Task statement> Filter the entries, keeping every line with the word "Obiettivo".

Records supplied>
* Start *

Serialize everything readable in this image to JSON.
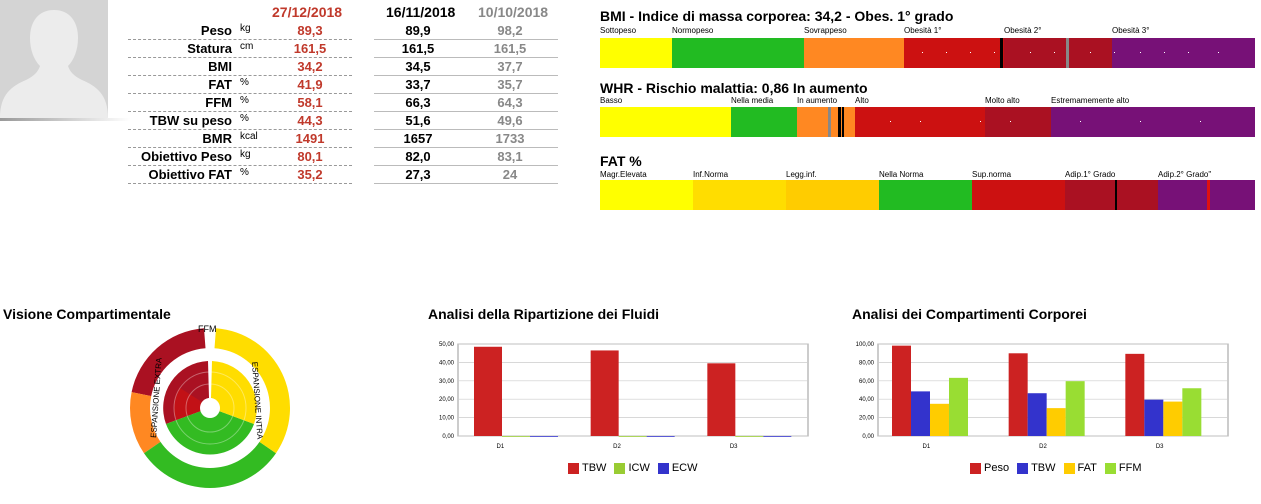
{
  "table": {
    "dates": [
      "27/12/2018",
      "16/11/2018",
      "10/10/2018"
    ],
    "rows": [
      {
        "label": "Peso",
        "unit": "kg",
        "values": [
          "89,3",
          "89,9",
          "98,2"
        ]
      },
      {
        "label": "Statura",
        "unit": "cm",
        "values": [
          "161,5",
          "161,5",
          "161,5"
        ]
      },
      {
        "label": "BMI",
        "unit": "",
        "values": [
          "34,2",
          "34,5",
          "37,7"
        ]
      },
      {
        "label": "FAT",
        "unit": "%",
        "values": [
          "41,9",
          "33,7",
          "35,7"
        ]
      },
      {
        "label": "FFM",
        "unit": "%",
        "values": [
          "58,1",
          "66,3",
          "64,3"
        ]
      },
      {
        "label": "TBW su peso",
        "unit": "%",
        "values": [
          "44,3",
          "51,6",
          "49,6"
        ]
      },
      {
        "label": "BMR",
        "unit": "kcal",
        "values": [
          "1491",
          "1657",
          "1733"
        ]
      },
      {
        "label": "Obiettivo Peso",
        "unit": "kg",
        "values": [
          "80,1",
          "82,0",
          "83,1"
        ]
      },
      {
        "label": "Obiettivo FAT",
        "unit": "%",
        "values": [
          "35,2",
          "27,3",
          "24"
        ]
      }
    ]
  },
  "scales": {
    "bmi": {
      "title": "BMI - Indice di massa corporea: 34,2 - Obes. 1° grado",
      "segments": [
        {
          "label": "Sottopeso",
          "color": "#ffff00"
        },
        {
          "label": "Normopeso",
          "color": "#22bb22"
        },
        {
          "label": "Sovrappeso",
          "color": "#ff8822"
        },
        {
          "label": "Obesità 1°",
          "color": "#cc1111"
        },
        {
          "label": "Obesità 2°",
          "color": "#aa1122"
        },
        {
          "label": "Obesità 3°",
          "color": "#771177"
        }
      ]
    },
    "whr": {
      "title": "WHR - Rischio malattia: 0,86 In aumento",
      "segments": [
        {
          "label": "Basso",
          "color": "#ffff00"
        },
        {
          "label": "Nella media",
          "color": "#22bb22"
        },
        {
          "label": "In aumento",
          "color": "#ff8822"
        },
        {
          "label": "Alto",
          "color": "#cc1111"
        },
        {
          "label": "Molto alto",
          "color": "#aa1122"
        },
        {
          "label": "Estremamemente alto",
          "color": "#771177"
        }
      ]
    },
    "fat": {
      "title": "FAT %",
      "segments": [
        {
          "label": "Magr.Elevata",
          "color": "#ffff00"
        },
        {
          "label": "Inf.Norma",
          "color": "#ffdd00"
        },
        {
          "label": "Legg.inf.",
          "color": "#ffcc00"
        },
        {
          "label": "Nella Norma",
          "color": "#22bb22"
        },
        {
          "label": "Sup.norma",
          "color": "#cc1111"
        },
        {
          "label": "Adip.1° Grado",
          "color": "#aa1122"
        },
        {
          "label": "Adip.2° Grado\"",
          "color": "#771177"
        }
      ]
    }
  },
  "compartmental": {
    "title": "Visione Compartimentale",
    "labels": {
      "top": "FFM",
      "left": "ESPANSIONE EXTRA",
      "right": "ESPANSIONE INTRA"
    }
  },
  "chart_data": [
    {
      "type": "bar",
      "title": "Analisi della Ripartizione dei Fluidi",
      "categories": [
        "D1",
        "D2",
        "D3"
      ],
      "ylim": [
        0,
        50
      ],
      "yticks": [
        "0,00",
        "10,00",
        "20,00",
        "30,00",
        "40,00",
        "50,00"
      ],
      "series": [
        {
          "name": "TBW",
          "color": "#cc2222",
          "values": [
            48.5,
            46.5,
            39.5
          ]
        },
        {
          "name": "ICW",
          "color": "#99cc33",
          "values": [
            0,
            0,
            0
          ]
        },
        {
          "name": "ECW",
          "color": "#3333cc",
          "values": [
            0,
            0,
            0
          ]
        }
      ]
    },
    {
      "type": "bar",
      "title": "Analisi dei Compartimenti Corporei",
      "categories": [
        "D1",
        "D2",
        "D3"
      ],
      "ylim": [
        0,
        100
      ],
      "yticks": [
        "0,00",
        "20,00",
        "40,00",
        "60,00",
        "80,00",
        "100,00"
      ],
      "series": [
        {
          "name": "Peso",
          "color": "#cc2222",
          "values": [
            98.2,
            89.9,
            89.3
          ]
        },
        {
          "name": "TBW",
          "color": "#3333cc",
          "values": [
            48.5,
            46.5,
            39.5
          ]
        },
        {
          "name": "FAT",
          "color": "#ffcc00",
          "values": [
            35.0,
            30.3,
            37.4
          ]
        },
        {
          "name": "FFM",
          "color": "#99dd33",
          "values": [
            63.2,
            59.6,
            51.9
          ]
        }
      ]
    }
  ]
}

* End *
* Start *

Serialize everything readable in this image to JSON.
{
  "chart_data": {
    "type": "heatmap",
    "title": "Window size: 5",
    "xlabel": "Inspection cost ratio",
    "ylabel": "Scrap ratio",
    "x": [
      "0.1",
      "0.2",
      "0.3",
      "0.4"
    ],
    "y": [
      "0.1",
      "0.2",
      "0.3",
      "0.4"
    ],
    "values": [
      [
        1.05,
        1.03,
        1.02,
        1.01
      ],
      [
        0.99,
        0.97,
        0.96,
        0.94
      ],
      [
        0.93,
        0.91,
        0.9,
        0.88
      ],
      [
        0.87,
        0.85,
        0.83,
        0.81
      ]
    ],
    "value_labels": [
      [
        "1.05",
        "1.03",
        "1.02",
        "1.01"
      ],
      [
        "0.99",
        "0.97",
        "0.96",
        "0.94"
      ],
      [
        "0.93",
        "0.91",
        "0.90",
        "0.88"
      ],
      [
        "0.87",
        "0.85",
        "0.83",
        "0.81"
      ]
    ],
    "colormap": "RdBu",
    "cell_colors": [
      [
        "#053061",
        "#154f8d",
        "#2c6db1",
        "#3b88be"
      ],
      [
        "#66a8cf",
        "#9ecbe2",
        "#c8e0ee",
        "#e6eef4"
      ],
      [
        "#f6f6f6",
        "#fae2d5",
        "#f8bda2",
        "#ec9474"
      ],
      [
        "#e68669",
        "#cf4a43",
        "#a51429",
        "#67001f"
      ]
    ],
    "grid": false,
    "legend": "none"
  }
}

* End *

Full output>
        "label": "Obiettivo Peso",
        "label": "Obiettivo FAT",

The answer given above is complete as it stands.